Stored records

######

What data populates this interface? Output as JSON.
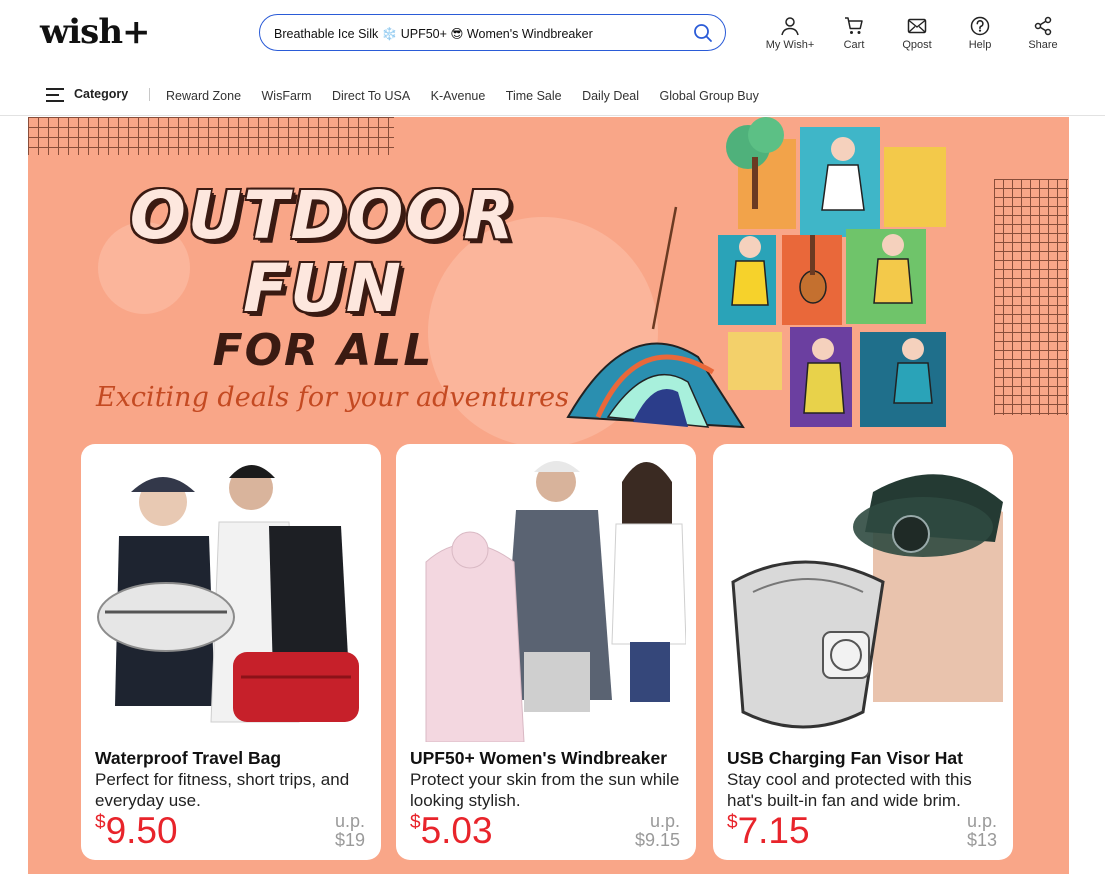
{
  "header": {
    "logo": "wish+",
    "search_value": "Breathable Ice Silk ❄️ UPF50+ 😎 Women's Windbreaker",
    "icons": [
      {
        "label": "My Wish+",
        "icon": "person-icon"
      },
      {
        "label": "Cart",
        "icon": "cart-icon"
      },
      {
        "label": "Qpost",
        "icon": "envelope-icon"
      },
      {
        "label": "Help",
        "icon": "help-icon"
      },
      {
        "label": "Share",
        "icon": "share-icon"
      }
    ]
  },
  "nav": {
    "category_label": "Category",
    "links": [
      "Reward Zone",
      "WisFarm",
      "Direct To USA",
      "K-Avenue",
      "Time Sale",
      "Daily Deal",
      "Global Group Buy"
    ]
  },
  "banner": {
    "line1": "OUTDOOR",
    "line2": "FUN",
    "line3": "FOR ALL",
    "tagline": "Exciting deals for your adventures",
    "background_color": "#f9a688"
  },
  "products": [
    {
      "title": "Waterproof Travel Bag",
      "description": "Perfect for fitness, short trips, and everyday use.",
      "currency": "$",
      "price": "9.50",
      "up_label": "u.p.",
      "up_price": "$19"
    },
    {
      "title": "UPF50+ Women's Windbreaker",
      "description": "Protect your skin from the sun while looking stylish.",
      "currency": "$",
      "price": "5.03",
      "up_label": "u.p.",
      "up_price": "$9.15"
    },
    {
      "title": "USB Charging Fan Visor Hat",
      "description": "Stay cool and protected with this hat's built-in fan and wide brim.",
      "currency": "$",
      "price": "7.15",
      "up_label": "u.p.",
      "up_price": "$13"
    }
  ],
  "colors": {
    "accent_blue": "#2a5bd7",
    "price_red": "#e8242b",
    "banner_text_dark": "#3a1a12"
  }
}
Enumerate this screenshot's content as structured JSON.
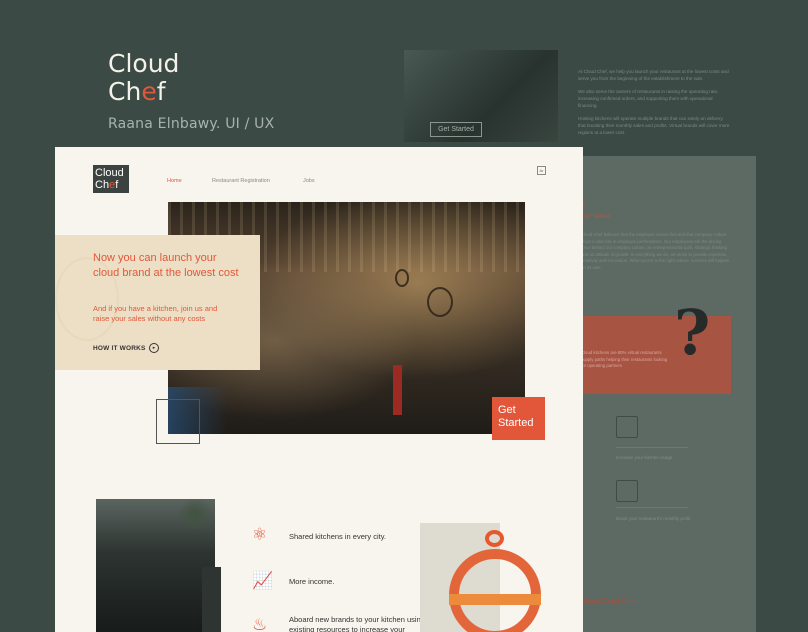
{
  "title_block": {
    "brand_line1": "Cloud",
    "brand_line2_pre": "Ch",
    "brand_line2_o": "e",
    "brand_line2_post": "f",
    "credit": "Raana Elnbawy.  UI / UX"
  },
  "bg_mock": {
    "get_started": "Get Started",
    "paragraphs": [
      "At Cloud Chef, we help you launch your restaurant at the lowest costs and serve you from the beginning of the establishment to the sale.",
      "We also serve the owners of restaurants in raising the operating rate, increasing confirmed orders, and supporting them with operational financing.",
      "Hosting kitchens will operate multiple brands that can solely an delivery that boosting their monthly sales and profits. Virtual brands will cover more regions at a lower cost."
    ]
  },
  "right_page": {
    "values_title": "Our Values",
    "values_text": "Cloud Chef believes that the employee comes first and that company culture plays a vital role in employee performance. Our employees are the driving force behind our company culture, an entrepreneurial spirit, strategic thinking and an attitude of growth. In everything we do, we strive to provide expertise, creativity and innovation. When you're in the right culture, success will happen on its own.",
    "red_text": "Cloud kitchens are 80% virtual restaurants supply paths helping their restaurants looking for operating partners",
    "item1": "Increase your kitchen usage",
    "item2": "Boost your restaurant's monthly profit",
    "about": "About Cloud Chef"
  },
  "page": {
    "logo_line1": "Cloud",
    "logo_line2_pre": "Ch",
    "logo_line2_o": "e",
    "logo_line2_post": "f",
    "nav": [
      "Home",
      "Restaurant Registration",
      "Jobs"
    ],
    "lang": "Ar",
    "headline": "Now you can launch your cloud brand at the lowest cost",
    "subheadline": "And if you have a kitchen, join us and raise your sales without any costs",
    "how": "HOW IT WORKS",
    "get_started_1": "Get",
    "get_started_2": "Started",
    "features": [
      "Shared kitchens in every city.",
      "More income.",
      "Aboard new brands to your kitchen using existing resources to increase your"
    ]
  },
  "colors": {
    "accent": "#e2573a",
    "dark": "#3b4a44",
    "cream": "#f7f5ee"
  }
}
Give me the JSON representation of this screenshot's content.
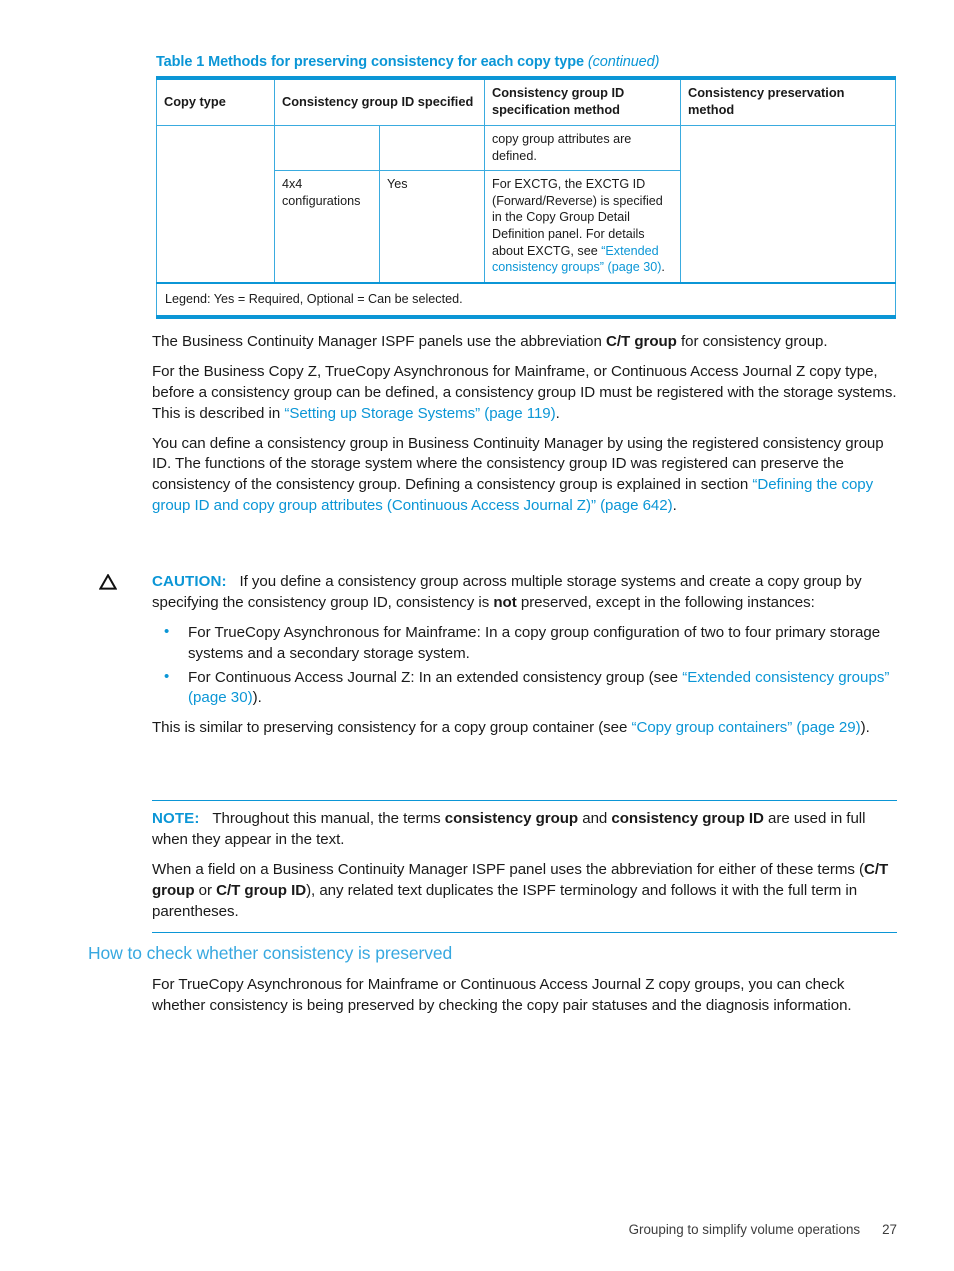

######

The request
Reproduce the material above in full, exactly, with no images.

Task answer
What data populates this interface? Output as JSON.
{
  "header": {
    "logo": "wish+",
    "search_value": "Breathable Ice Silk ❄️ UPF50+ 😎 Women's Windbreaker",
    "icons": [
      {
        "label": "My Wish+",
        "icon": "person-icon"
      },
      {
        "label": "Cart",
        "icon": "cart-icon"
      },
      {
        "label": "Qpost",
        "icon": "envelope-icon"
      },
      {
        "label": "Help",
        "icon": "help-icon"
      },
      {
        "label": "Share",
        "icon": "share-icon"
      }
    ]
  },
  "nav": {
    "category_label": "Category",
    "links": [
      "Reward Zone",
      "WisFarm",
      "Direct To USA",
      "K-Avenue",
      "Time Sale",
      "Daily Deal",
      "Global Group Buy"
    ]
  },
  "banner": {
    "line1": "OUTDOOR",
    "line2": "FUN",
    "line3": "FOR ALL",
    "tagline": "Exciting deals for your adventures",
    "background_color": "#f9a688"
  },
  "products": [
    {
      "title": "Waterproof Travel Bag",
      "description": "Perfect for fitness, short trips, and everyday use.",
      "currency": "$",
      "price": "9.50",
      "up_label": "u.p.",
      "up_price": "$19"
    },
    {
      "title": "UPF50+ Women's Windbreaker",
      "description": "Protect your skin from the sun while looking stylish.",
      "currency": "$",
      "price": "5.03",
      "up_label": "u.p.",
      "up_price": "$9.15"
    },
    {
      "title": "USB Charging Fan Visor Hat",
      "description": "Stay cool and protected with this hat's built-in fan and wide brim.",
      "currency": "$",
      "price": "7.15",
      "up_label": "u.p.",
      "up_price": "$13"
    }
  ],
  "colors": {
    "accent_blue": "#2a5bd7",
    "price_red": "#e8242b",
    "banner_text_dark": "#3a1a12"
  }
}
Enumerate this screenshot's content as structured JSON.
{
  "title_block": {
    "brand_line1": "Cloud",
    "brand_line2_pre": "Ch",
    "brand_line2_o": "e",
    "brand_line2_post": "f",
    "credit": "Raana Elnbawy.  UI / UX"
  },
  "bg_mock": {
    "get_started": "Get Started",
    "paragraphs": [
      "At Cloud Chef, we help you launch your restaurant at the lowest costs and serve you from the beginning of the establishment to the sale.",
      "We also serve the owners of restaurants in raising the operating rate, increasing confirmed orders, and supporting them with operational financing.",
      "Hosting kitchens will operate multiple brands that can solely an delivery that boosting their monthly sales and profits. Virtual brands will cover more regions at a lower cost."
    ]
  },
  "right_page": {
    "values_title": "Our Values",
    "values_text": "Cloud Chef believes that the employee comes first and that company culture plays a vital role in employee performance. Our employees are the driving force behind our company culture, an entrepreneurial spirit, strategic thinking and an attitude of growth. In everything we do, we strive to provide expertise, creativity and innovation. When you're in the right culture, success will happen on its own.",
    "red_text": "Cloud kitchens are 80% virtual restaurants supply paths helping their restaurants looking for operating partners",
    "item1": "Increase your kitchen usage",
    "item2": "Boost your restaurant's monthly profit",
    "about": "About Cloud Chef"
  },
  "page": {
    "logo_line1": "Cloud",
    "logo_line2_pre": "Ch",
    "logo_line2_o": "e",
    "logo_line2_post": "f",
    "nav": [
      "Home",
      "Restaurant Registration",
      "Jobs"
    ],
    "lang": "Ar",
    "headline": "Now you can launch your cloud brand at the lowest cost",
    "subheadline": "And if you have a kitchen, join us and raise your sales without any costs",
    "how": "HOW IT WORKS",
    "get_started_1": "Get",
    "get_started_2": "Started",
    "features": [
      "Shared kitchens in every city.",
      "More income.",
      "Aboard new brands to your kitchen using existing resources to increase your"
    ]
  },
  "colors": {
    "accent": "#e2573a",
    "dark": "#3b4a44",
    "cream": "#f7f5ee"
  }
}
Give me the JSON representation of this screenshot's content.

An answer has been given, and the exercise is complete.